### Records for the exercise
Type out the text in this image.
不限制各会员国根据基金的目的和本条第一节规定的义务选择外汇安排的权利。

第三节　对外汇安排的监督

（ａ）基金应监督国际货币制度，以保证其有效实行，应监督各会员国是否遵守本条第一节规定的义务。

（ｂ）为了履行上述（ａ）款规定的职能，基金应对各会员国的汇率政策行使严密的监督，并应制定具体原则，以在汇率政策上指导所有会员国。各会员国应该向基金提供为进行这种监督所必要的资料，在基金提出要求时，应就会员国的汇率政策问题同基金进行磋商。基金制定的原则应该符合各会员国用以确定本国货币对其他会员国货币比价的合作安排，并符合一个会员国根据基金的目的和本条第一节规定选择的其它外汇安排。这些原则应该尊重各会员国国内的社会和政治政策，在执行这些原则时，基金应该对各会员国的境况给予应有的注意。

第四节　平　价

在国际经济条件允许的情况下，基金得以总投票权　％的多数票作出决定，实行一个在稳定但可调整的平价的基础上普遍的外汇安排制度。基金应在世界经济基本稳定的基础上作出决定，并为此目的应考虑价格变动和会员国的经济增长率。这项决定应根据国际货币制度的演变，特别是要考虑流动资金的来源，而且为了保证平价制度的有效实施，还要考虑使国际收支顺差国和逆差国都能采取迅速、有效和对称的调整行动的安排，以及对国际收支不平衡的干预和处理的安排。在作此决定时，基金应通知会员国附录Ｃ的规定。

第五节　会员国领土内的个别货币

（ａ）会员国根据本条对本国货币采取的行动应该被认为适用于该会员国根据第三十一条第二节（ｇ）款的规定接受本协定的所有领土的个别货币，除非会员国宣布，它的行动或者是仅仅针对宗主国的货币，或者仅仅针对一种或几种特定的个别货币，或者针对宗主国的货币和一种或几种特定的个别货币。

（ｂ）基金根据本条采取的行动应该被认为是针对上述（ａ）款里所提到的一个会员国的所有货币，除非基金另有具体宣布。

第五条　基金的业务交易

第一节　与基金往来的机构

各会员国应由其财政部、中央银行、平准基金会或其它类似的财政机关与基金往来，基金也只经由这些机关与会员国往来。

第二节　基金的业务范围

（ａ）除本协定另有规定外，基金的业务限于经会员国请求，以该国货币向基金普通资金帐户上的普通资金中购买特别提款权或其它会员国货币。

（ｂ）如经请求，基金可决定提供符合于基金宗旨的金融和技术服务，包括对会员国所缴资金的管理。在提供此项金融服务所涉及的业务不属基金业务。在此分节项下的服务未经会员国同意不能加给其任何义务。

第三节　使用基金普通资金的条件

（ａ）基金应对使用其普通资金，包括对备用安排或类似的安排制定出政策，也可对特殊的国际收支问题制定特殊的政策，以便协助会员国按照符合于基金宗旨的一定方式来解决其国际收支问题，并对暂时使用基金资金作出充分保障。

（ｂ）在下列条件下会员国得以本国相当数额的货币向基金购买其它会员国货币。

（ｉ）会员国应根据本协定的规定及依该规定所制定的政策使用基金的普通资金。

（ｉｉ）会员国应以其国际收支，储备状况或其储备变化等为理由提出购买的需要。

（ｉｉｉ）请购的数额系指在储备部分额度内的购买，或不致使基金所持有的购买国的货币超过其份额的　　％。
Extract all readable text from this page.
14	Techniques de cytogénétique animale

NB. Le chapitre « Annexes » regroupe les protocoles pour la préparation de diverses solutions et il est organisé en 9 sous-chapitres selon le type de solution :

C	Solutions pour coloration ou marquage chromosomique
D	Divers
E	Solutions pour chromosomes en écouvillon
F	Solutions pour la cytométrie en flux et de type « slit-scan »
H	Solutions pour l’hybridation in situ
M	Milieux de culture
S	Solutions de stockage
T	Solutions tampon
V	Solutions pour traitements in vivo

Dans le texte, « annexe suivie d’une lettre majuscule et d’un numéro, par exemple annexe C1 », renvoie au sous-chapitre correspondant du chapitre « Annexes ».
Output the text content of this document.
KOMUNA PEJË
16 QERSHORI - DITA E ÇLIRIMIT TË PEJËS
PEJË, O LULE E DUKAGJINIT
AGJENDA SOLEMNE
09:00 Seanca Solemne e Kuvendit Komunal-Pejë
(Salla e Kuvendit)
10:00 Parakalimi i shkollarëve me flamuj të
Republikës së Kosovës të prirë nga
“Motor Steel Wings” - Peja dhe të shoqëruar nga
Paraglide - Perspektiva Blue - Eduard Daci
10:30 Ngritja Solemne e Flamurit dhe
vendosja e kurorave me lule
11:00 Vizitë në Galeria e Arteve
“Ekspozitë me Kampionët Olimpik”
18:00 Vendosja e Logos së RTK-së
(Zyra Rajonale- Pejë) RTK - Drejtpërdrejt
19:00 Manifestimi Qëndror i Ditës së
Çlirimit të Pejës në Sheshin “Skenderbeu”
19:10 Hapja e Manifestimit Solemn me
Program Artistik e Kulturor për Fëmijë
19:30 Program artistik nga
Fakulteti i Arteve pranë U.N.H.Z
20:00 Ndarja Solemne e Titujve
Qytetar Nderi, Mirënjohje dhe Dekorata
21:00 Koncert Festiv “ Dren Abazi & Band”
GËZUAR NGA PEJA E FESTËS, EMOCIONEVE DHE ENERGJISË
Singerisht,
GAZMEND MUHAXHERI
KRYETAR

### Work instructions
Using the records above, list each line that includes "Annexes".

### Answer for the task
NB. Le chapitre « Annexes » regroupe les protocoles pour la préparation de diverses solutions et il est organisé en 9 sous-chapitres selon le type de solution :
Dans le texte, « annexe suivie d’une lettre majuscule et d’un numéro, par exemple annexe C1 », renvoie au sous-chapitre correspondant du chapitre « Annexes ».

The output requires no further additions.